Copy the material verbatim from its first line up to and including the line with "sidebar-item-network-resource[interactable]: 网络资源 —".

-- Exercise data --
::::::

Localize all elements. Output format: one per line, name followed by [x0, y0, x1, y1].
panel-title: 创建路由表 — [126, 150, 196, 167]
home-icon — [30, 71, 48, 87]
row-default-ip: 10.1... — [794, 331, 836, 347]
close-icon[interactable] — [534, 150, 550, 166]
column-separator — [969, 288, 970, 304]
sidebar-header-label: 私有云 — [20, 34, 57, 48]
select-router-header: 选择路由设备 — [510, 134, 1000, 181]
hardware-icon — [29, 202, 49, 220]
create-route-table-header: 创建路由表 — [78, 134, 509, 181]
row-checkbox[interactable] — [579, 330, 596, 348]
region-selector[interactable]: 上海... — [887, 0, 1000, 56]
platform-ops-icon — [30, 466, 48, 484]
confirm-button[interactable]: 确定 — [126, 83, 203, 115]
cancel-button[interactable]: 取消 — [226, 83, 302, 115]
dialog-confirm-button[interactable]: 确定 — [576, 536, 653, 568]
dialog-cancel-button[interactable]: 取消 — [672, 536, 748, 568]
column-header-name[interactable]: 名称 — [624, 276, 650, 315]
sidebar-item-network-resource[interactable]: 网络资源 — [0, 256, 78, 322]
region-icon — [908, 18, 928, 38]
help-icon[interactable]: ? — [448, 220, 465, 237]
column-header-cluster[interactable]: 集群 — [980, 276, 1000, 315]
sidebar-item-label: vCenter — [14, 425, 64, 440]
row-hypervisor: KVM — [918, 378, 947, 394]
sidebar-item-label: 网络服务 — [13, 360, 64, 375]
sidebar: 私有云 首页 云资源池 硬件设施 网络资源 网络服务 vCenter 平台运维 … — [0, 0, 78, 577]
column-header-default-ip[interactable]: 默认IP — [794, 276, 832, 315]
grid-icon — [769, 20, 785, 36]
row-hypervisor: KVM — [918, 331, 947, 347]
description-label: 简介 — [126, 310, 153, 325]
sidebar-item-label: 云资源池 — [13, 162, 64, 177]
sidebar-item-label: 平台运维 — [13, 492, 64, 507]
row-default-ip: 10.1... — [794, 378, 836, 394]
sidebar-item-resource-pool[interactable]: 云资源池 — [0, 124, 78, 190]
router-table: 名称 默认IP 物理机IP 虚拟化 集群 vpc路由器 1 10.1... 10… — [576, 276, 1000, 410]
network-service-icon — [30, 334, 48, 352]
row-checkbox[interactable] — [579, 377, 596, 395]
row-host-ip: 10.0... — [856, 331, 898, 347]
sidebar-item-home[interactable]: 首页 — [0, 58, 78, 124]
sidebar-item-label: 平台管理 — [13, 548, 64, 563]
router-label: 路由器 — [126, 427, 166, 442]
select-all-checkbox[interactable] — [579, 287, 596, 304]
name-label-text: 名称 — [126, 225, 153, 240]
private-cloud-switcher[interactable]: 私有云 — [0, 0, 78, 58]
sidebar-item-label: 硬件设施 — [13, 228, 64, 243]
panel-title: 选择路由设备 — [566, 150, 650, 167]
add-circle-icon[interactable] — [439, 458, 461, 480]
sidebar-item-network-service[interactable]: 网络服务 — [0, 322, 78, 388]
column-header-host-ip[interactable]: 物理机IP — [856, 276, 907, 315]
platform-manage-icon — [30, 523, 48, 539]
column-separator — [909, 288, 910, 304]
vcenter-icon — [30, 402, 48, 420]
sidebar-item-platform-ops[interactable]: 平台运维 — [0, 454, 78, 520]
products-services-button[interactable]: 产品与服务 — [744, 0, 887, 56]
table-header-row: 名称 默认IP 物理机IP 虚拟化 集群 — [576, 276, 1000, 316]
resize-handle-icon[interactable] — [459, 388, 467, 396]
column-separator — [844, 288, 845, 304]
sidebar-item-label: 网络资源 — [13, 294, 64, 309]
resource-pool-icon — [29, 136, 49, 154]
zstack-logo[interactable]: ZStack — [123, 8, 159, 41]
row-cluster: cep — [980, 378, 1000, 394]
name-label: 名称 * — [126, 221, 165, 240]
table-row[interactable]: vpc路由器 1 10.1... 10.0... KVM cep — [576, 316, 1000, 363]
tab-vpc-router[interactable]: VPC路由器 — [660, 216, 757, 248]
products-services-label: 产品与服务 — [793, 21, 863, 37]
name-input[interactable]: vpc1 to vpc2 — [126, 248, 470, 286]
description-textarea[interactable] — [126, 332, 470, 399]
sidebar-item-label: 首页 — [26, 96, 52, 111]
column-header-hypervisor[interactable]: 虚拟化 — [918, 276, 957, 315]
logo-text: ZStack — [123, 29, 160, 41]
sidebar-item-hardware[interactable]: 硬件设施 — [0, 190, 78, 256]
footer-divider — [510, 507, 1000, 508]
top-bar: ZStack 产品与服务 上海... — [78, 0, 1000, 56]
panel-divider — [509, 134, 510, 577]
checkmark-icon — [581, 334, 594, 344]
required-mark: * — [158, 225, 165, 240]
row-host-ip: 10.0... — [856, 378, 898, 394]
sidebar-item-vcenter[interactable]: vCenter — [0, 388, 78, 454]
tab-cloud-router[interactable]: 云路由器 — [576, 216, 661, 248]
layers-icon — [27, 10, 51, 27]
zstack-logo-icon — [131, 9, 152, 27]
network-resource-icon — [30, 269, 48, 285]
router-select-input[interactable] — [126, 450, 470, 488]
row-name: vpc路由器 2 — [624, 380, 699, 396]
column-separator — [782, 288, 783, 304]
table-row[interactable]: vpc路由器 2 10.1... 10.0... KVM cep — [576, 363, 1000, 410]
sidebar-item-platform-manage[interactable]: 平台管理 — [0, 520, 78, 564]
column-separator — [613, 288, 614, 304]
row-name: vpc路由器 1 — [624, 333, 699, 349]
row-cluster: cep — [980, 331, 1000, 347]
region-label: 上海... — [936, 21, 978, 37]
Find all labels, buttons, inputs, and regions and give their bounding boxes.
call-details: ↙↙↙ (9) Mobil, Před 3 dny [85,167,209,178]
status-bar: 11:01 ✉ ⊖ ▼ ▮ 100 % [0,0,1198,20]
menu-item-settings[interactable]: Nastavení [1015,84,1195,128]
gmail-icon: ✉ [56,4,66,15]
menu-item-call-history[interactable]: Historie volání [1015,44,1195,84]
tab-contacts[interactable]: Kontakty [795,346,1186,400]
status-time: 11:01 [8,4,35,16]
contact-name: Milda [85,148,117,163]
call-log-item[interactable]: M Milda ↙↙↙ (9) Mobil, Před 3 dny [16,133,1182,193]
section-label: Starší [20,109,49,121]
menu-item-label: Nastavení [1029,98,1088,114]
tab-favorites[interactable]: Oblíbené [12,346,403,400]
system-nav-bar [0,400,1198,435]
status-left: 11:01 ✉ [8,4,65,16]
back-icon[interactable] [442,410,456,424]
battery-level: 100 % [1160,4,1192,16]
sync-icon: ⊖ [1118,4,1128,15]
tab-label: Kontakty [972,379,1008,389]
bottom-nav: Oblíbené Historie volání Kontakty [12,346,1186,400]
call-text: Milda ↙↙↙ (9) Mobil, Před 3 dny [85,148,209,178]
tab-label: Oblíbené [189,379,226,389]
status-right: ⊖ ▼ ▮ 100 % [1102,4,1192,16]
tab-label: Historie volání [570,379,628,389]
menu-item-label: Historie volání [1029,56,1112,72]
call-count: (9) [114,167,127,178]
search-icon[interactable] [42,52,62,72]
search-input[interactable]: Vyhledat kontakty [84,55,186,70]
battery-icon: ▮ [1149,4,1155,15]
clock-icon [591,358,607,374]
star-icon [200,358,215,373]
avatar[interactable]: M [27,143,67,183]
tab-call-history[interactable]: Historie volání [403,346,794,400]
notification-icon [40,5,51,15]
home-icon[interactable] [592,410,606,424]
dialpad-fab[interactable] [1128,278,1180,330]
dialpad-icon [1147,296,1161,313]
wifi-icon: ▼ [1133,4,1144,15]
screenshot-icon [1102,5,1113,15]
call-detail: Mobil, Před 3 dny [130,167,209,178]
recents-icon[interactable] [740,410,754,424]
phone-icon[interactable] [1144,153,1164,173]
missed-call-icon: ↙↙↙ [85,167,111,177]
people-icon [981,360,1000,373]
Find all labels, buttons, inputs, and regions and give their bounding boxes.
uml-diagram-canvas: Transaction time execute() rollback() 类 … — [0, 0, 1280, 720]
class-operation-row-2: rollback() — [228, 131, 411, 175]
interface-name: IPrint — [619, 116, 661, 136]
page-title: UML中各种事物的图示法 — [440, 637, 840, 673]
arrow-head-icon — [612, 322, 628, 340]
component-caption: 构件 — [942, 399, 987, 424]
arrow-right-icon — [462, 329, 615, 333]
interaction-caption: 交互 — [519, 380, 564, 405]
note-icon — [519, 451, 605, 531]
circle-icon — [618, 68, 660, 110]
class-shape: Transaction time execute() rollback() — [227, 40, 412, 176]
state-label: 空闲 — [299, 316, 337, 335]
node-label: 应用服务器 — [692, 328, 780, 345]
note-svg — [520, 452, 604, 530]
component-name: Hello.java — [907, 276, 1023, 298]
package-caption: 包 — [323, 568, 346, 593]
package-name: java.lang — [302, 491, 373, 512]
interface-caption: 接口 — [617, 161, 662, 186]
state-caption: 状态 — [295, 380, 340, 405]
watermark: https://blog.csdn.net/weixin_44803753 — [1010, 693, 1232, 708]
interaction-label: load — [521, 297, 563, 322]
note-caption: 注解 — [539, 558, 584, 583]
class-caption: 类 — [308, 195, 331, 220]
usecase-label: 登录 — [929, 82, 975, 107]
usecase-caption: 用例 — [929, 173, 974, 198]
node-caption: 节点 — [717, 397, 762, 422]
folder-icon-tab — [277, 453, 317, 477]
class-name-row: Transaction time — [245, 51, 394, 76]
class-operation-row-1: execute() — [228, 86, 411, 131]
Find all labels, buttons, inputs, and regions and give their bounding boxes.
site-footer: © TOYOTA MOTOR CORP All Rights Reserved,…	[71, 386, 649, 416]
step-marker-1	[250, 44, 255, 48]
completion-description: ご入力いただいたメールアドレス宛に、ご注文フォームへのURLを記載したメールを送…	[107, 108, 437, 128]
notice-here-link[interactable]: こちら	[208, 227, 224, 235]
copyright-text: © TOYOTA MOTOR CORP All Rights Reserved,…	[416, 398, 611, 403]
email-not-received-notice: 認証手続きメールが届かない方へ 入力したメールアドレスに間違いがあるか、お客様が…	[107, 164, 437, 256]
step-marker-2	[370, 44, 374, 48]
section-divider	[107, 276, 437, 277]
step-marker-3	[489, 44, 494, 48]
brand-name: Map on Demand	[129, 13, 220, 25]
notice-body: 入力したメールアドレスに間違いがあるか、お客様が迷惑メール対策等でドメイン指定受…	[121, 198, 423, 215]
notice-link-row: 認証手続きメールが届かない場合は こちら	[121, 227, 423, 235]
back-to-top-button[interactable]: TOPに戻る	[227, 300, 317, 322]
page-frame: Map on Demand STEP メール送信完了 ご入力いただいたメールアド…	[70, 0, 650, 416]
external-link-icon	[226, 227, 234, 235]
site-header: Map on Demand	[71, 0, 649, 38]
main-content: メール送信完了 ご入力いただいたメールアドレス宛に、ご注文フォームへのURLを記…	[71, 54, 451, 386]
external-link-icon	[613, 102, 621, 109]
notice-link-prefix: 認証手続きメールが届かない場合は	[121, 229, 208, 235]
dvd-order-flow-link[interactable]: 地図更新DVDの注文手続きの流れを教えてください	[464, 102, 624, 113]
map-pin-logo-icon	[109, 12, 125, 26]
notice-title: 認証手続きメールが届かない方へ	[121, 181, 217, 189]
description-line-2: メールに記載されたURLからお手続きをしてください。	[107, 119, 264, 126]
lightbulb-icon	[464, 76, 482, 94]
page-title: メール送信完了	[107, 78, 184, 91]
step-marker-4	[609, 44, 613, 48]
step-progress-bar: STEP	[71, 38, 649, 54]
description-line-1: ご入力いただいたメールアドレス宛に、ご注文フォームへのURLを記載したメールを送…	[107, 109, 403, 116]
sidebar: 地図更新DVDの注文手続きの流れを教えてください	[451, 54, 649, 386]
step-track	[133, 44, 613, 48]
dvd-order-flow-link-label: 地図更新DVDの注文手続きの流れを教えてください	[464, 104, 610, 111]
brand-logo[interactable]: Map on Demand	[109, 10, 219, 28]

::::::

-- Exercise result --
Localize all elements. Output format: one per line, name followed by [x0, y0, x1, y1].
panel-title: 创建路由表 — [126, 150, 196, 167]
home-icon — [30, 71, 48, 87]
row-default-ip: 10.1... — [794, 331, 836, 347]
close-icon[interactable] — [534, 150, 550, 166]
column-separator — [969, 288, 970, 304]
sidebar-header-label: 私有云 — [20, 34, 57, 48]
select-router-header: 选择路由设备 — [510, 134, 1000, 181]
hardware-icon — [29, 202, 49, 220]
create-route-table-header: 创建路由表 — [78, 134, 509, 181]
row-checkbox[interactable] — [579, 330, 596, 348]
region-selector[interactable]: 上海... — [887, 0, 1000, 56]
platform-ops-icon — [30, 466, 48, 484]
confirm-button[interactable]: 确定 — [126, 83, 203, 115]
cancel-button[interactable]: 取消 — [226, 83, 302, 115]
dialog-confirm-button[interactable]: 确定 — [576, 536, 653, 568]
dialog-cancel-button[interactable]: 取消 — [672, 536, 748, 568]
column-header-name[interactable]: 名称 — [624, 276, 650, 315]
sidebar-item-network-resource[interactable]: 网络资源 — [0, 256, 78, 322]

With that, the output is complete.